[WRITTEN EXERCISE]: Extract each line where the string "vedesse" shows up.

--- start ---

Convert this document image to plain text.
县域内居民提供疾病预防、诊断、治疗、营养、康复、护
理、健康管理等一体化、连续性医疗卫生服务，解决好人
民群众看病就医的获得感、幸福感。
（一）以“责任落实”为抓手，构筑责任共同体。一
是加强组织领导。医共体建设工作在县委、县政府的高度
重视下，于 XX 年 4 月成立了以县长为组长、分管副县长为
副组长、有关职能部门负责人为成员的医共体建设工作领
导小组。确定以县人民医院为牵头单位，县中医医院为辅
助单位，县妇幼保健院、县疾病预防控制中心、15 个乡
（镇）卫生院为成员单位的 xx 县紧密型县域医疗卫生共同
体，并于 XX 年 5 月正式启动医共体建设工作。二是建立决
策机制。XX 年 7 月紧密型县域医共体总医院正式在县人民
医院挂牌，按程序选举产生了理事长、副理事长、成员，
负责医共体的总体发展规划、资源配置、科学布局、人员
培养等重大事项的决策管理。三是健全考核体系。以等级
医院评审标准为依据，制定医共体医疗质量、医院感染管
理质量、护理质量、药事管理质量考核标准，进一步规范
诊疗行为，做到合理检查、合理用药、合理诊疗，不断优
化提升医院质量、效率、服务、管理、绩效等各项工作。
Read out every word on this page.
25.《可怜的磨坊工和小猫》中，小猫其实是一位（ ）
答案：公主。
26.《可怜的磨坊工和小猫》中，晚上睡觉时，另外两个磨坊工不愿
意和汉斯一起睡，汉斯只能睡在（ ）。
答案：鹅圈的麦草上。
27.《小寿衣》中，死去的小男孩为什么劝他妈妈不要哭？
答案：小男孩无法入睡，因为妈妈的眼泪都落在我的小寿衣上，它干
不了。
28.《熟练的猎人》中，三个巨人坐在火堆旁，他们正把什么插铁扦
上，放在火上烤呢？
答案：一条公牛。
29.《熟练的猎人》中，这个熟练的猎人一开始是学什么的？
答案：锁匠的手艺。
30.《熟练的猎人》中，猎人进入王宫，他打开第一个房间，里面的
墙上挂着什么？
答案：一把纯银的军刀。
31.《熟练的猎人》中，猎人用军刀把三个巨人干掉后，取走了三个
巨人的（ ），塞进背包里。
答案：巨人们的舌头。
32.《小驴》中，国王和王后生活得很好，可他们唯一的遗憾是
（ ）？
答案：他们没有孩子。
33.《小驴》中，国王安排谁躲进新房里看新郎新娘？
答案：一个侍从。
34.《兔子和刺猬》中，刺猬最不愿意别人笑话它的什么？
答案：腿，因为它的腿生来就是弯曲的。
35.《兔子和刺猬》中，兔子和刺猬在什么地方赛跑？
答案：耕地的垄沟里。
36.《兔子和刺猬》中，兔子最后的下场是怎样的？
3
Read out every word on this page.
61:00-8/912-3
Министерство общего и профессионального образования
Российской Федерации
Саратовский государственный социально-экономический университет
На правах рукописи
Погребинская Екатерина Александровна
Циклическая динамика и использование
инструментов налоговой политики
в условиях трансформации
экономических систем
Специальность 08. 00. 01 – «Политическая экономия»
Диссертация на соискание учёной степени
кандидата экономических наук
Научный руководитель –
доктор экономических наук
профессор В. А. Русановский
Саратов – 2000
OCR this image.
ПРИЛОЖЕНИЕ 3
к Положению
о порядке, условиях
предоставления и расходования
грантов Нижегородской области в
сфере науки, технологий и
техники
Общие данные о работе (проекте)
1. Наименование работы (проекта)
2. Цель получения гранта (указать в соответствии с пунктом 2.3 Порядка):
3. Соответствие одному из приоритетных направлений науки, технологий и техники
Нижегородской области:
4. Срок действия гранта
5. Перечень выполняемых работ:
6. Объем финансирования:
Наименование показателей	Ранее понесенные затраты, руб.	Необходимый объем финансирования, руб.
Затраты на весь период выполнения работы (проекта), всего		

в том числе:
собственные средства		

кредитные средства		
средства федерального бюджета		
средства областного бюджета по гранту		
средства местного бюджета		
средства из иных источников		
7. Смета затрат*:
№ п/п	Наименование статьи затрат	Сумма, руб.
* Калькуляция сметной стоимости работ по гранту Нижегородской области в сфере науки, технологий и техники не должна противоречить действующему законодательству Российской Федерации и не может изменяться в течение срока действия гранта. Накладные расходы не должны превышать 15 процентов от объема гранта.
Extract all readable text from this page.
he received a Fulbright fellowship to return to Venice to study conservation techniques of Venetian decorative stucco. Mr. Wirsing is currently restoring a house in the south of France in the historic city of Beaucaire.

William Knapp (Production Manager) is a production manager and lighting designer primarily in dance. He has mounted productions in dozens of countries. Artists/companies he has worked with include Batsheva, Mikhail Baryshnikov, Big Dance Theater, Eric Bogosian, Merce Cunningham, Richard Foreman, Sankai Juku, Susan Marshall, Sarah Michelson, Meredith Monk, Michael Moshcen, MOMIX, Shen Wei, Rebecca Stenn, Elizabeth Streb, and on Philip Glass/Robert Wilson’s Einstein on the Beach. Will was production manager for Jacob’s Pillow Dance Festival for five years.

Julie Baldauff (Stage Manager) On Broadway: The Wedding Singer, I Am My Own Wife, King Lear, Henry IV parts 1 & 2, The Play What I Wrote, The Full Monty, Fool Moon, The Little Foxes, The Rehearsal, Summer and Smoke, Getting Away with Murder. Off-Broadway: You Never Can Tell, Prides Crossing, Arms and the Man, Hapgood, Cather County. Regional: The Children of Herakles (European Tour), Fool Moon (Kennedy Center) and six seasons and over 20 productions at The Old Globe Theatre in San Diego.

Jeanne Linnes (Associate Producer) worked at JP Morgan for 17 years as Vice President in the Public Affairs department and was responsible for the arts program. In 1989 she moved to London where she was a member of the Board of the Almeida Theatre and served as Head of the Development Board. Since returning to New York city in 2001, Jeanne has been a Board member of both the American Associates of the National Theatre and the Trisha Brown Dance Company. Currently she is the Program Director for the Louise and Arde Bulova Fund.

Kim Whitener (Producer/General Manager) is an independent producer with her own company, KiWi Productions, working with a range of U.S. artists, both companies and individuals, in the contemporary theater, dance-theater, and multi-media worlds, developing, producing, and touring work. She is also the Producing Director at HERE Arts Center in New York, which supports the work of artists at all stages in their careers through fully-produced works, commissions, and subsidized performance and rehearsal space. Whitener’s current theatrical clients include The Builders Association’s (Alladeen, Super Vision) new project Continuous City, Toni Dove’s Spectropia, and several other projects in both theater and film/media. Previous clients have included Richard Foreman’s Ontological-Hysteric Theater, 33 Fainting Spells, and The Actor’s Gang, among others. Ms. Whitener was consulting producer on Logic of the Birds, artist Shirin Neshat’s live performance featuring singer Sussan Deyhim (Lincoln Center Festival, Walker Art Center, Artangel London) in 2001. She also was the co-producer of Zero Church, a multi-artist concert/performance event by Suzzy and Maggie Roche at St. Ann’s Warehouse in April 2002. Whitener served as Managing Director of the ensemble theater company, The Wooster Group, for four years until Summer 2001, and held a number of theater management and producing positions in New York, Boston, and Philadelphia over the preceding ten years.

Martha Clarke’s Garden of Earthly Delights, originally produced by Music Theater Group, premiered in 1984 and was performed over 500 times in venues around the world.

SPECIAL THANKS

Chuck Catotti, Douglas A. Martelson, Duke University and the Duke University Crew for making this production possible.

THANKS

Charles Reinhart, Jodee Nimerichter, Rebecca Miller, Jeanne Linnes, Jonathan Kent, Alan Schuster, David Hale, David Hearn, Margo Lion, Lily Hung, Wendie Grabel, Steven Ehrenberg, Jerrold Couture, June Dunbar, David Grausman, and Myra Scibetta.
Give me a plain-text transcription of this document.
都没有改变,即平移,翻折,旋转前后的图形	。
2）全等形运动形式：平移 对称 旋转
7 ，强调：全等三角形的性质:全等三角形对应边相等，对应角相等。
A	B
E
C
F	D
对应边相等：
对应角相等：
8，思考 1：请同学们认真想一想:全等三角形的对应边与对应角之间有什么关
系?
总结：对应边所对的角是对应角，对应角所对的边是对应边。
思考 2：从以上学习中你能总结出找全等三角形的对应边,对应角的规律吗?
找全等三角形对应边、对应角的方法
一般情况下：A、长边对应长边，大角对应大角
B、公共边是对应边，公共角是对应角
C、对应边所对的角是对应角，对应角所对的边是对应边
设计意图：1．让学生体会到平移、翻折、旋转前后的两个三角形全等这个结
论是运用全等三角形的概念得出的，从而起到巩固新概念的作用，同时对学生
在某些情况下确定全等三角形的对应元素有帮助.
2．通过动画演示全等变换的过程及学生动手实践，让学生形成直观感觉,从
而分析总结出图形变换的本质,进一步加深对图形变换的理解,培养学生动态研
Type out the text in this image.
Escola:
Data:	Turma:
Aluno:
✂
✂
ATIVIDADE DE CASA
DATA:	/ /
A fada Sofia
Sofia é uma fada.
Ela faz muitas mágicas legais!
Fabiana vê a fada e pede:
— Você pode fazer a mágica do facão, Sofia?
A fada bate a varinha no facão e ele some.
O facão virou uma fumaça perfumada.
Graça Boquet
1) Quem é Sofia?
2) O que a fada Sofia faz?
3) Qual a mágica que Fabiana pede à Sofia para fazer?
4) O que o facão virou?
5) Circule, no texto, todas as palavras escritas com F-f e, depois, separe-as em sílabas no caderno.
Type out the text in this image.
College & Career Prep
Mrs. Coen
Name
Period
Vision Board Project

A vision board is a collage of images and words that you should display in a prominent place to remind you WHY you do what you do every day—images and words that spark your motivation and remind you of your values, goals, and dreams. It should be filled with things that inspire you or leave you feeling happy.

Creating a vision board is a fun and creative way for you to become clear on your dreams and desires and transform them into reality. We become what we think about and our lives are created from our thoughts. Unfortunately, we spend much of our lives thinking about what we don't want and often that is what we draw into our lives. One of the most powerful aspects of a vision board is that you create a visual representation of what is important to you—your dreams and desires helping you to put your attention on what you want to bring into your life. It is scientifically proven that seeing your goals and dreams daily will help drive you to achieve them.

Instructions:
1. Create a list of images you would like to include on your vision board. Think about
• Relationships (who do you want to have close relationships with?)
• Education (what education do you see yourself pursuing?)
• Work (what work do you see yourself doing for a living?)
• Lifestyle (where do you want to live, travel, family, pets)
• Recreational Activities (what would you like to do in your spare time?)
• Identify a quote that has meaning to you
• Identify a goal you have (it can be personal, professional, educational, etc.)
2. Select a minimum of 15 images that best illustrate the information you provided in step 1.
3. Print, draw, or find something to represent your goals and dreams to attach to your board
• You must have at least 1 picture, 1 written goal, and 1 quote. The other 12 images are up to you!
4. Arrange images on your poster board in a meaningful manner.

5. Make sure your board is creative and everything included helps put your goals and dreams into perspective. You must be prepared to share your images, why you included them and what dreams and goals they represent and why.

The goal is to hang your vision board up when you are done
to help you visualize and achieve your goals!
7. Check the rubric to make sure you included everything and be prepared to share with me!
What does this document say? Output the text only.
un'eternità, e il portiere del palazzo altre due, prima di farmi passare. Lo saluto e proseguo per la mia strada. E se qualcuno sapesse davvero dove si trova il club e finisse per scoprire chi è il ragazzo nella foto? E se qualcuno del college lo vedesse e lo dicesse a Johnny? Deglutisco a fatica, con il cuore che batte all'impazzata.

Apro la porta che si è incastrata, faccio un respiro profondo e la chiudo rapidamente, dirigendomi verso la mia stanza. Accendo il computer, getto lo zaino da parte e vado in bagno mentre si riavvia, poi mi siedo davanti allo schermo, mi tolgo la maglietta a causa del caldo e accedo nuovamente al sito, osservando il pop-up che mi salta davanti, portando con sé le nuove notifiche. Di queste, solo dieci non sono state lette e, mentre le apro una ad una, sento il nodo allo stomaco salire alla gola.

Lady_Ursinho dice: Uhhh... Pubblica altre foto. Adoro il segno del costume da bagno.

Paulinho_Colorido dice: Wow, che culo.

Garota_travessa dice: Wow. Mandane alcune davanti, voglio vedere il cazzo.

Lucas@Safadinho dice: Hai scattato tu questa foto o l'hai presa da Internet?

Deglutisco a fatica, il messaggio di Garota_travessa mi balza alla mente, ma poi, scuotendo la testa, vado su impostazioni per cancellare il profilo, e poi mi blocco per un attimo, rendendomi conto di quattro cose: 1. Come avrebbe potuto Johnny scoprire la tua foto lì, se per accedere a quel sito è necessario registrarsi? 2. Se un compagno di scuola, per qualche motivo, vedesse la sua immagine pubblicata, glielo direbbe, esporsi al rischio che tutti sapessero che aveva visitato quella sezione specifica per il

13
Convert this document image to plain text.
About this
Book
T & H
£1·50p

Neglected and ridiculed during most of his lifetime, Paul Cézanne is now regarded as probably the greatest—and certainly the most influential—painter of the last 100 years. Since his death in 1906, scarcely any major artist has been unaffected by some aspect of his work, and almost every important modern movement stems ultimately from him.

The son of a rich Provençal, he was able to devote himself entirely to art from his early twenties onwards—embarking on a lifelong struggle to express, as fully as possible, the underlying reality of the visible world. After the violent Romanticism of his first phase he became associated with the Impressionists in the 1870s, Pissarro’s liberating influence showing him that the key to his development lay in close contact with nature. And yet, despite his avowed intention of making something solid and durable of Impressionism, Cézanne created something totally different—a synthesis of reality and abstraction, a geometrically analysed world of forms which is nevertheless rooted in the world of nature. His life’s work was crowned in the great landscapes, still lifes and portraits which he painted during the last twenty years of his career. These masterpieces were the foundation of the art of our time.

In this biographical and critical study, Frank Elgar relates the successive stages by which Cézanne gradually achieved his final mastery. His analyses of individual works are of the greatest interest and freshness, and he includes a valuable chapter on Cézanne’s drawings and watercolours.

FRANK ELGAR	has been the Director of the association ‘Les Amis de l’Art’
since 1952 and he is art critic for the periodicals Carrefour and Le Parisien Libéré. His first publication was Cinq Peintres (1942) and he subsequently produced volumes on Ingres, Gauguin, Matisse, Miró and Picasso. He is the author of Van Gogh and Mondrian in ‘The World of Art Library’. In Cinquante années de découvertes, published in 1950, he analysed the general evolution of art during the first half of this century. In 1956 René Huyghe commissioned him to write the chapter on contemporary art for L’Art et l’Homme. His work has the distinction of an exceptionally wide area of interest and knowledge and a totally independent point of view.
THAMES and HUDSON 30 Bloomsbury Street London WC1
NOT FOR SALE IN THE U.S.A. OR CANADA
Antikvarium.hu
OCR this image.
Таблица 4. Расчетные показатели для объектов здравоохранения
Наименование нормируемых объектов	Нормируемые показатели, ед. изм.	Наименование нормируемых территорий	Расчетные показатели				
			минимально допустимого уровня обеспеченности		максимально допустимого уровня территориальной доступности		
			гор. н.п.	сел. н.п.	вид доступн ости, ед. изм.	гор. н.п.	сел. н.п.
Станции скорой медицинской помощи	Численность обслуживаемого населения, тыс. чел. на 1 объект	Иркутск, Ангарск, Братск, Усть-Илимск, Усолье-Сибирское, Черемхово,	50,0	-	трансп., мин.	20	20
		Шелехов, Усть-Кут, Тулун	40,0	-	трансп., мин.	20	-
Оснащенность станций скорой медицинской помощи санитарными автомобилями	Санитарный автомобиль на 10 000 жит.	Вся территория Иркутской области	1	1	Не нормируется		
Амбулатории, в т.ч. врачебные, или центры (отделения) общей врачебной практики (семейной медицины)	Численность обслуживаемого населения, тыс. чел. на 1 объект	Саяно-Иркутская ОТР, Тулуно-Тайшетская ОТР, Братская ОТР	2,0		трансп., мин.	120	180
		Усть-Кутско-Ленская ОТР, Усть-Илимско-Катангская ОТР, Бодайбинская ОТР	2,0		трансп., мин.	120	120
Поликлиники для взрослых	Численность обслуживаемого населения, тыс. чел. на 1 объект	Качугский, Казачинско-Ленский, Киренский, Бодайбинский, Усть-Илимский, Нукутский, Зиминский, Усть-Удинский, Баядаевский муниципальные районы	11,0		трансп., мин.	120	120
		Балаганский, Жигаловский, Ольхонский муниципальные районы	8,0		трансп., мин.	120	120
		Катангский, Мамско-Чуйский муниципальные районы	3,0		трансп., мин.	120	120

--- end ---

[REPLY]:
un'eternità, e il portiere del palazzo altre due, prima di farmi passare. Lo saluto e proseguo per la mia strada. E se qualcuno sapesse davvero dove si trova il club e finisse per scoprire chi è il ragazzo nella foto? E se qualcuno del college lo vedesse e lo dicesse a Johnny? Deglutisco a fatica, con il cuore che batte all'impazzata.
Deglutisco a fatica, il messaggio di Garota_travessa mi balza alla mente, ma poi, scuotendo la testa, vado su impostazioni per cancellare il profilo, e poi mi blocco per un attimo, rendendomi conto di quattro cose: 1. Come avrebbe potuto Johnny scoprire la tua foto lì, se per accedere a quel sito è necessario registrarsi? 2. Se un compagno di scuola, per qualche motivo, vedesse la sua immagine pubblicata, glielo direbbe, esporsi al rischio che tutti sapessero che aveva visitato quella sezione specifica per il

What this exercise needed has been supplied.